- **YOUR GOAL**:
Leaving the pictures aside, transcribe every line below exactly.

(Dataset records on visual material)

........

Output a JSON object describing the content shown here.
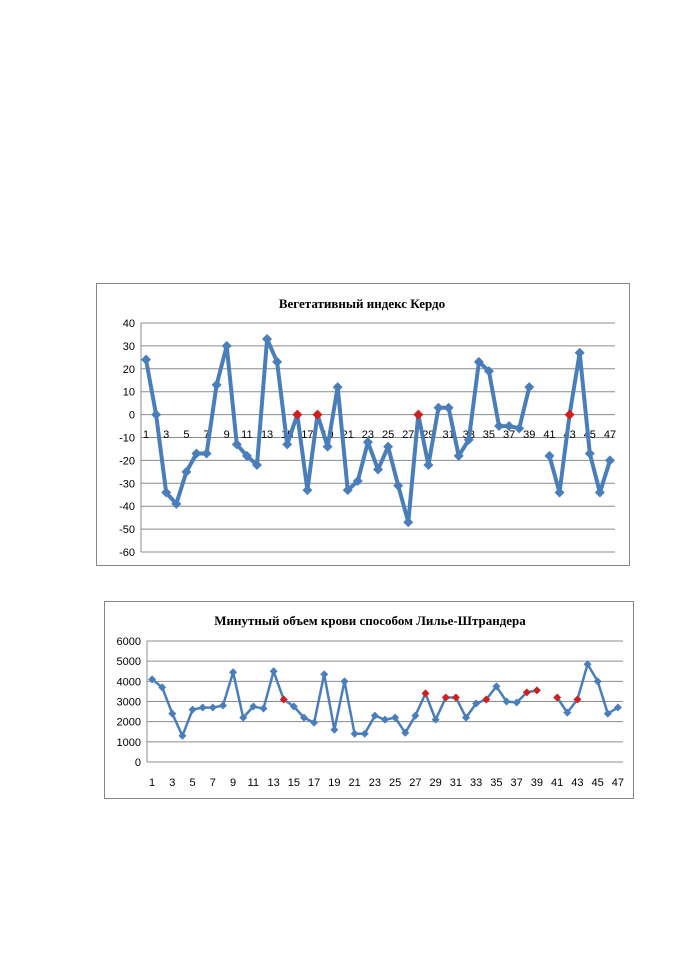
{
  "chart_data": [
    {
      "type": "line",
      "title": "Вегетативный индекс Кердо",
      "xlabel": "",
      "ylabel": "",
      "ylim": [
        -60,
        40
      ],
      "yticks": [
        40,
        30,
        20,
        10,
        0,
        -10,
        -20,
        -30,
        -40,
        -50,
        -60
      ],
      "xtick_labels": [
        "1",
        "3",
        "5",
        "7",
        "9",
        "11",
        "13",
        "15",
        "17",
        "19",
        "21",
        "23",
        "25",
        "27",
        "29",
        "31",
        "33",
        "35",
        "37",
        "39",
        "41",
        "43",
        "45",
        "47"
      ],
      "grid": true,
      "legend": "none",
      "line_color": "#4a7ebb",
      "highlight_color": "#d11f1f",
      "x": [
        1,
        2,
        3,
        4,
        5,
        6,
        7,
        8,
        9,
        10,
        11,
        12,
        13,
        14,
        15,
        16,
        17,
        18,
        19,
        20,
        21,
        22,
        23,
        24,
        25,
        26,
        27,
        28,
        29,
        30,
        31,
        32,
        33,
        34,
        35,
        36,
        37,
        38,
        39,
        40,
        41,
        42,
        43,
        44,
        45,
        46,
        47
      ],
      "values": [
        24,
        0,
        -34,
        -39,
        -25,
        -17,
        -17,
        13,
        30,
        -13,
        -18,
        -22,
        33,
        23,
        -13,
        0,
        -33,
        0,
        -14,
        12,
        -33,
        -29,
        -12,
        -24,
        -14,
        -31,
        -47,
        0,
        -22,
        3,
        3,
        -18,
        -11,
        23,
        19,
        -5,
        -5,
        -6,
        12,
        null,
        -18,
        -34,
        0,
        27,
        -17,
        -34,
        -20
      ],
      "highlighted_x": [
        16,
        18,
        28,
        43
      ]
    },
    {
      "type": "line",
      "title": "Минутный объем крови способом Лилье-Штрандера",
      "xlabel": "",
      "ylabel": "",
      "ylim": [
        0,
        6000
      ],
      "yticks": [
        6000,
        5000,
        4000,
        3000,
        2000,
        1000,
        0
      ],
      "xtick_labels": [
        "1",
        "3",
        "5",
        "7",
        "9",
        "11",
        "13",
        "15",
        "17",
        "19",
        "21",
        "23",
        "25",
        "27",
        "29",
        "31",
        "33",
        "35",
        "37",
        "39",
        "41",
        "43",
        "45",
        "47"
      ],
      "grid": true,
      "legend": "none",
      "line_color": "#4a7ebb",
      "highlight_color": "#d11f1f",
      "x": [
        1,
        2,
        3,
        4,
        5,
        6,
        7,
        8,
        9,
        10,
        11,
        12,
        13,
        14,
        15,
        16,
        17,
        18,
        19,
        20,
        21,
        22,
        23,
        24,
        25,
        26,
        27,
        28,
        29,
        30,
        31,
        32,
        33,
        34,
        35,
        36,
        37,
        38,
        39,
        40,
        41,
        42,
        43,
        44,
        45,
        46,
        47
      ],
      "values": [
        4100,
        3700,
        2400,
        1300,
        2600,
        2700,
        2700,
        2800,
        4450,
        2200,
        2750,
        2650,
        4500,
        3100,
        2750,
        2200,
        1950,
        4350,
        1600,
        4000,
        1400,
        1400,
        2300,
        2100,
        2200,
        1450,
        2300,
        3400,
        2100,
        3200,
        3200,
        2200,
        2900,
        3100,
        3750,
        3000,
        2950,
        3450,
        3550,
        null,
        3200,
        2450,
        3100,
        4850,
        4000,
        2400,
        2700
      ],
      "highlighted_x": [
        14,
        28,
        30,
        31,
        34,
        38,
        39,
        41,
        43
      ]
    }
  ]
}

........

- **RESPONSE TO THIS EXERCISE**:
Output a JSON object describing the content shown here.
{
  "chart_data": [
    {
      "type": "line",
      "title": "Вегетативный индекс Кердо",
      "xlabel": "",
      "ylabel": "",
      "ylim": [
        -60,
        40
      ],
      "yticks": [
        40,
        30,
        20,
        10,
        0,
        -10,
        -20,
        -30,
        -40,
        -50,
        -60
      ],
      "xtick_labels": [
        "1",
        "3",
        "5",
        "7",
        "9",
        "11",
        "13",
        "15",
        "17",
        "19",
        "21",
        "23",
        "25",
        "27",
        "29",
        "31",
        "33",
        "35",
        "37",
        "39",
        "41",
        "43",
        "45",
        "47"
      ],
      "grid": true,
      "legend": "none",
      "line_color": "#4a7ebb",
      "highlight_color": "#d11f1f",
      "x": [
        1,
        2,
        3,
        4,
        5,
        6,
        7,
        8,
        9,
        10,
        11,
        12,
        13,
        14,
        15,
        16,
        17,
        18,
        19,
        20,
        21,
        22,
        23,
        24,
        25,
        26,
        27,
        28,
        29,
        30,
        31,
        32,
        33,
        34,
        35,
        36,
        37,
        38,
        39,
        40,
        41,
        42,
        43,
        44,
        45,
        46,
        47
      ],
      "values": [
        24,
        0,
        -34,
        -39,
        -25,
        -17,
        -17,
        13,
        30,
        -13,
        -18,
        -22,
        33,
        23,
        -13,
        0,
        -33,
        0,
        -14,
        12,
        -33,
        -29,
        -12,
        -24,
        -14,
        -31,
        -47,
        0,
        -22,
        3,
        3,
        -18,
        -11,
        23,
        19,
        -5,
        -5,
        -6,
        12,
        null,
        -18,
        -34,
        0,
        27,
        -17,
        -34,
        -20
      ],
      "highlighted_x": [
        16,
        18,
        28,
        43
      ]
    },
    {
      "type": "line",
      "title": "Минутный объем крови способом Лилье-Штрандера",
      "xlabel": "",
      "ylabel": "",
      "ylim": [
        0,
        6000
      ],
      "yticks": [
        6000,
        5000,
        4000,
        3000,
        2000,
        1000,
        0
      ],
      "xtick_labels": [
        "1",
        "3",
        "5",
        "7",
        "9",
        "11",
        "13",
        "15",
        "17",
        "19",
        "21",
        "23",
        "25",
        "27",
        "29",
        "31",
        "33",
        "35",
        "37",
        "39",
        "41",
        "43",
        "45",
        "47"
      ],
      "grid": true,
      "legend": "none",
      "line_color": "#4a7ebb",
      "highlight_color": "#d11f1f",
      "x": [
        1,
        2,
        3,
        4,
        5,
        6,
        7,
        8,
        9,
        10,
        11,
        12,
        13,
        14,
        15,
        16,
        17,
        18,
        19,
        20,
        21,
        22,
        23,
        24,
        25,
        26,
        27,
        28,
        29,
        30,
        31,
        32,
        33,
        34,
        35,
        36,
        37,
        38,
        39,
        40,
        41,
        42,
        43,
        44,
        45,
        46,
        47
      ],
      "values": [
        4100,
        3700,
        2400,
        1300,
        2600,
        2700,
        2700,
        2800,
        4450,
        2200,
        2750,
        2650,
        4500,
        3100,
        2750,
        2200,
        1950,
        4350,
        1600,
        4000,
        1400,
        1400,
        2300,
        2100,
        2200,
        1450,
        2300,
        3400,
        2100,
        3200,
        3200,
        2200,
        2900,
        3100,
        3750,
        3000,
        2950,
        3450,
        3550,
        null,
        3200,
        2450,
        3100,
        4850,
        4000,
        2400,
        2700
      ],
      "highlighted_x": [
        14,
        28,
        30,
        31,
        34,
        38,
        39,
        41,
        43
      ]
    }
  ]
}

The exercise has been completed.